• **SET EXERCISE**: Every line that holds "nhiên" should be shown.

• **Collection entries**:
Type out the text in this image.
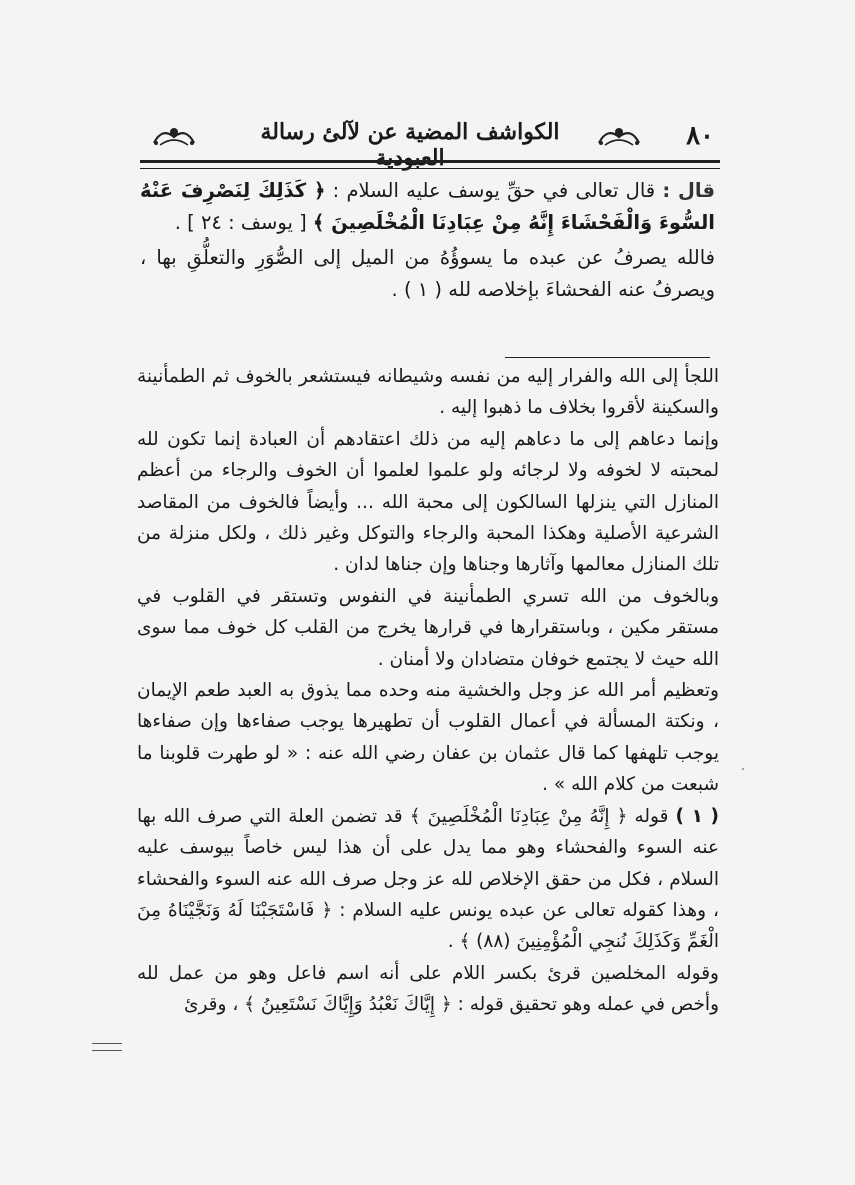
٨٠
الكواشف المضية عن لآلئ رسالة العبودية

قال : قال تعالى في حقِّ يوسف عليه السلام : ﴿ كَذَلِكَ لِنَصْرِفَ عَنْهُ السُّوءَ وَالْفَحْشَاءَ إِنَّهُ مِنْ عِبَادِنَا الْمُخْلَصِينَ ﴾ [ يوسف : ٢٤ ] .

فالله يصرفُ عن عبده ما يسوؤُهُ من الميل إلى الصُّوَرِ والتعلُّقِ بها ، ويصرفُ عنه الفحشاءَ بإخلاصه لله ( ١ ) .

اللجأ إلى الله والفرار إليه من نفسه وشيطانه فيستشعر بالخوف ثم الطمأنينة والسكينة لأقروا بخلاف ما ذهبوا إليه .

وإنما دعاهم إلى ما دعاهم إليه من ذلك اعتقادهم أن العبادة إنما تكون لله لمحبته لا لخوفه ولا لرجائه ولو علموا لعلموا أن الخوف والرجاء من أعظم المنازل التي ينزلها السالكون إلى محبة الله ... وأيضاً فالخوف من المقاصد الشرعية الأصلية وهكذا المحبة والرجاء والتوكل وغير ذلك ، ولكل منزلة من تلك المنازل معالمها وآثارها وجناها وإن جناها لدان .

وبالخوف من الله تسري الطمأنينة في النفوس وتستقر في القلوب في مستقر مكين ، وباستقرارها في قرارها يخرج من القلب كل خوف مما سوى الله حيث لا يجتمع خوفان متضادان ولا أمنان .

وتعظيم أمر الله عز وجل والخشية منه وحده مما يذوق به العبد طعم الإيمان ، ونكتة المسألة في أعمال القلوب أن تطهيرها يوجب صفاءها وإن صفاءها يوجب تلهفها كما قال عثمان بن عفان رضي الله عنه : « لو طهرت قلوبنا ما شبعت من كلام الله » .

( ١ ) قوله ﴿ إِنَّهُ مِنْ عِبَادِنَا الْمُخْلَصِينَ ﴾ قد تضمن العلة التي صرف الله بها عنه السوء والفحشاء وهو مما يدل على أن هذا ليس خاصاً بيوسف عليه السلام ، فكل من حقق الإخلاص لله عز وجل صرف الله عنه السوء والفحشاء ، وهذا كقوله تعالى عن عبده يونس عليه السلام : ﴿ فَاسْتَجَبْنَا لَهُ وَنَجَّيْنَاهُ مِنَ الْغَمِّ وَكَذَلِكَ نُنجِي الْمُؤْمِنِينَ (٨٨) ﴾ .

وقوله المخلصين قرئ بكسر اللام على أنه اسم فاعل وهو من عمل لله وأخص في عمله وهو تحقيق قوله : ﴿ إِيَّاكَ نَعْبُدُ وَإِيَّاكَ نَسْتَعِينُ ﴾ ، وقرئ
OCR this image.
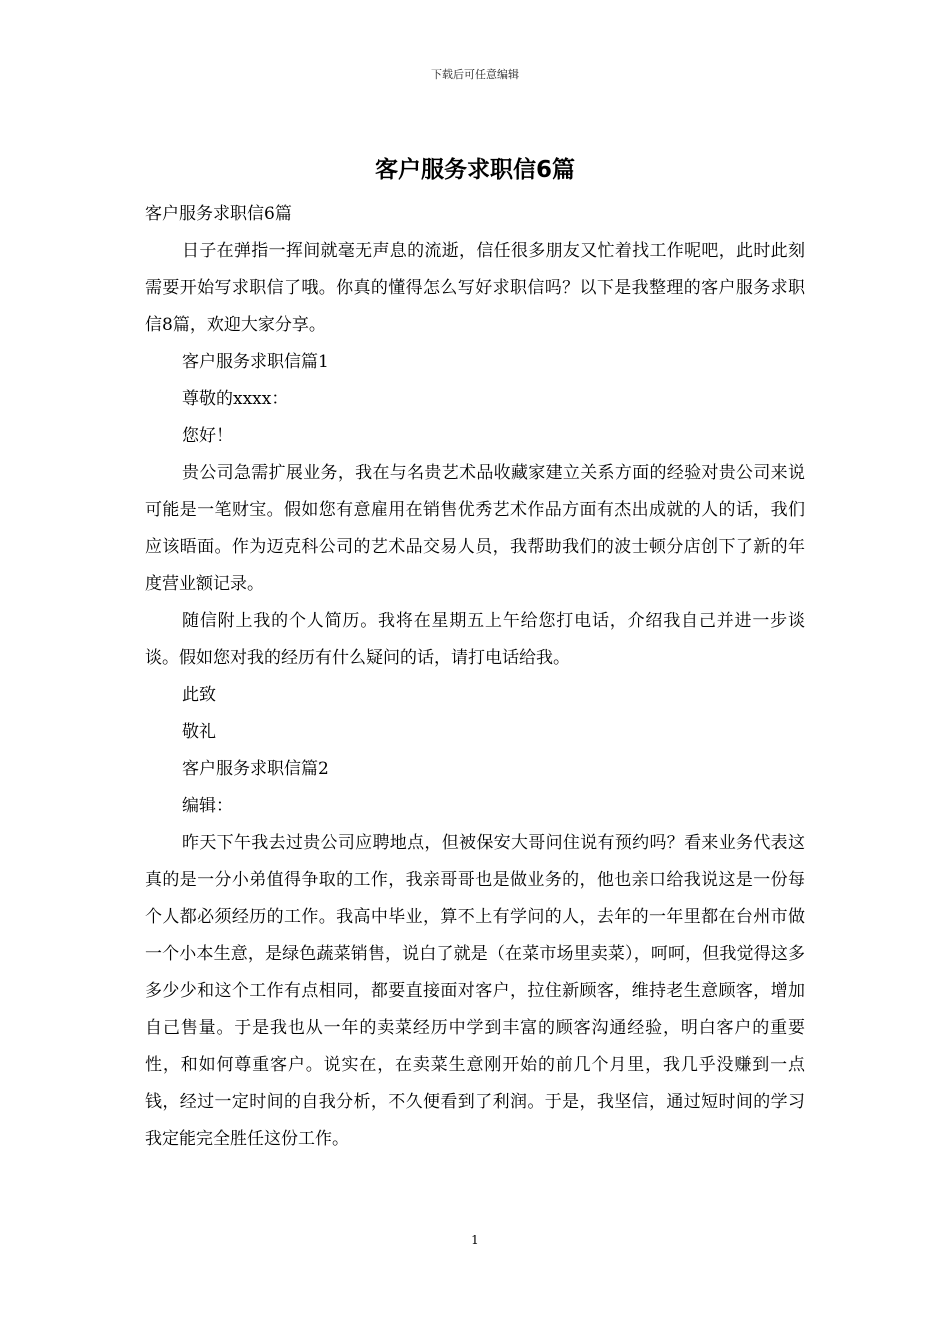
下载后可任意编辑
客户服务求职信6篇

客户服务求职信6篇

日子在弹指一挥间就毫无声息的流逝，信任很多朋友又忙着找工作呢吧，此时此刻需要开始写求职信了哦。你真的懂得怎么写好求职信吗？以下是我整理的客户服务求职信8篇，欢迎大家分享。

客户服务求职信篇1

尊敬的xxxx：

您好！

贵公司急需扩展业务，我在与名贵艺术品收藏家建立关系方面的经验对贵公司来说可能是一笔财宝。假如您有意雇用在销售优秀艺术作品方面有杰出成就的人的话，我们应该晤面。作为迈克科公司的艺术品交易人员，我帮助我们的波士顿分店创下了新的年度营业额记录。

随信附上我的个人简历。我将在星期五上午给您打电话，介绍我自己并进一步谈谈。假如您对我的经历有什么疑问的话，请打电话给我。

此致

敬礼

客户服务求职信篇2

编辑：

昨天下午我去过贵公司应聘地点，但被保安大哥问住说有预约吗？看来业务代表这真的是一分小弟值得争取的工作，我亲哥哥也是做业务的，他也亲口给我说这是一份每个人都必须经历的工作。我高中毕业，算不上有学问的人，去年的一年里都在台州市做一个小本生意，是绿色蔬菜销售，说白了就是（在菜市场里卖菜），呵呵，但我觉得这多多少少和这个工作有点相同，都要直接面对客户，拉住新顾客，维持老生意顾客，增加自己售量。于是我也从一年的卖菜经历中学到丰富的顾客沟通经验，明白客户的重要性，和如何尊重客户。说实在，在卖菜生意刚开始的前几个月里，我几乎没赚到一点钱，经过一定时间的自我分析，不久便看到了利润。于是，我坚信，通过短时间的学习我定能完全胜任这份工作。

1
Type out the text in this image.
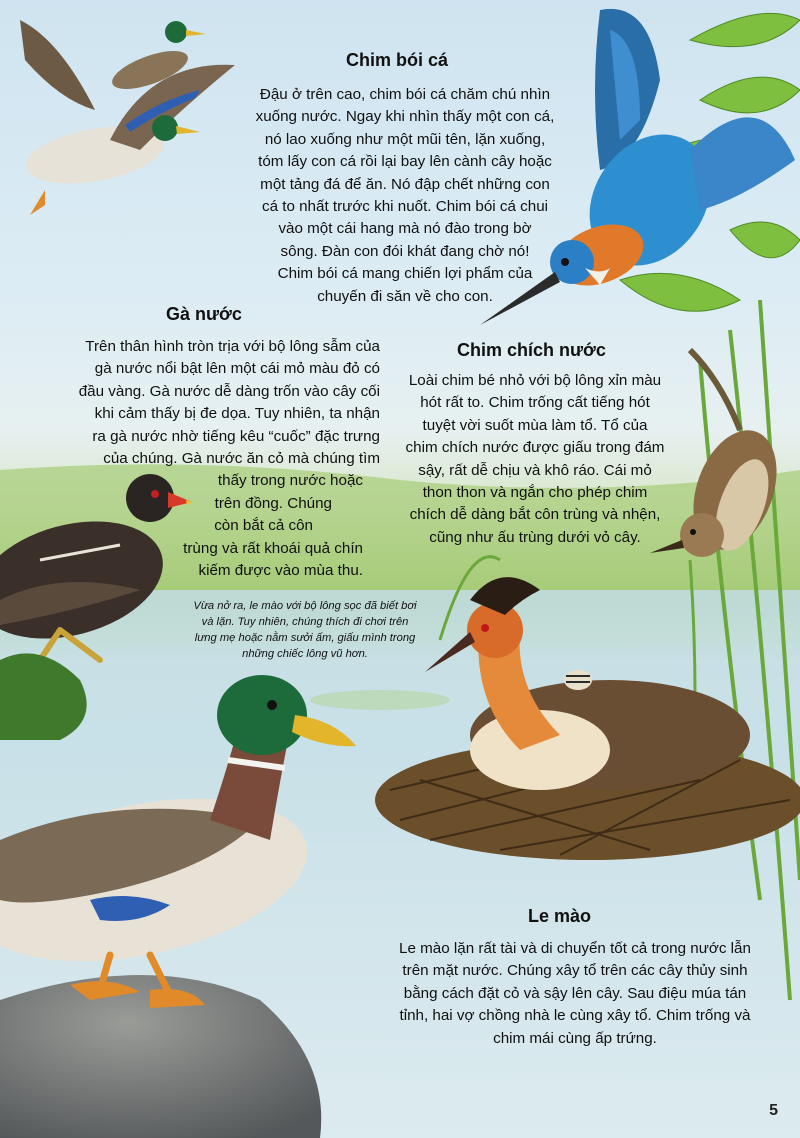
Chim bói cá

Đậu ở trên cao, chim bói cá chăm chú nhìn
xuống nước. Ngay khi nhìn thấy một con cá,
nó lao xuống như một mũi tên, lặn xuống,
tóm lấy con cá rồi lại bay lên cành cây hoặc
một tảng đá để ăn. Nó đập chết những con
cá to nhất trước khi nuốt. Chim bói cá chui
vào một cái hang mà nó đào trong bờ
sông. Đàn con đói khát đang chờ nó!
Chim bói cá mang chiến lợi phẩm của
chuyến đi săn về cho con.

Gà nước

Trên thân hình tròn trịa với bộ lông sẫm của
gà nước nổi bật lên một cái mỏ màu đỏ có
đầu vàng. Gà nước dễ dàng trốn vào cây cối
khi cảm thấy bị đe dọa. Tuy nhiên, ta nhận
ra gà nước nhờ tiếng kêu “cuốc” đặc trưng
của chúng. Gà nước ăn cỏ mà chúng tìm
thấy trong nước hoặc
trên đồng. Chúng
còn bắt cả côn
trùng và rất khoái quả chín
kiếm được vào mùa thu.

Chim chích nước

Loài chim bé nhỏ với bộ lông xỉn màu
hót rất to. Chim trống cất tiếng hót
tuyệt vời suốt mùa làm tổ. Tổ của
chim chích nước được giấu trong đám
sậy, rất dễ chịu và khô ráo. Cái mỏ
thon thon và ngắn cho phép chim
chích dễ dàng bắt côn trùng và nhện,
cũng như ấu trùng dưới vỏ cây.

Vừa nở ra, le mào với bộ lông sọc đã biết bơi
và lặn. Tuy nhiên, chúng thích đi chơi trên
lưng mẹ hoặc nằm sưởi ấm, giấu mình trong
những chiếc lông vũ hơn.

Le mào

Le mào lặn rất tài và di chuyển tốt cả trong nước lẫn
trên mặt nước. Chúng xây tổ trên các cây thủy sinh
bằng cách đặt cỏ và sậy lên cây. Sau điệu múa tán
tỉnh, hai vợ chồng nhà le cùng xây tổ. Chim trống và
chim mái cùng ấp trứng.

5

• **ANSWER TO THE EXERCISE**:
khi cảm thấy bị đe dọa. Tuy nhiên, ta nhận
và lặn. Tuy nhiên, chúng thích đi chơi trên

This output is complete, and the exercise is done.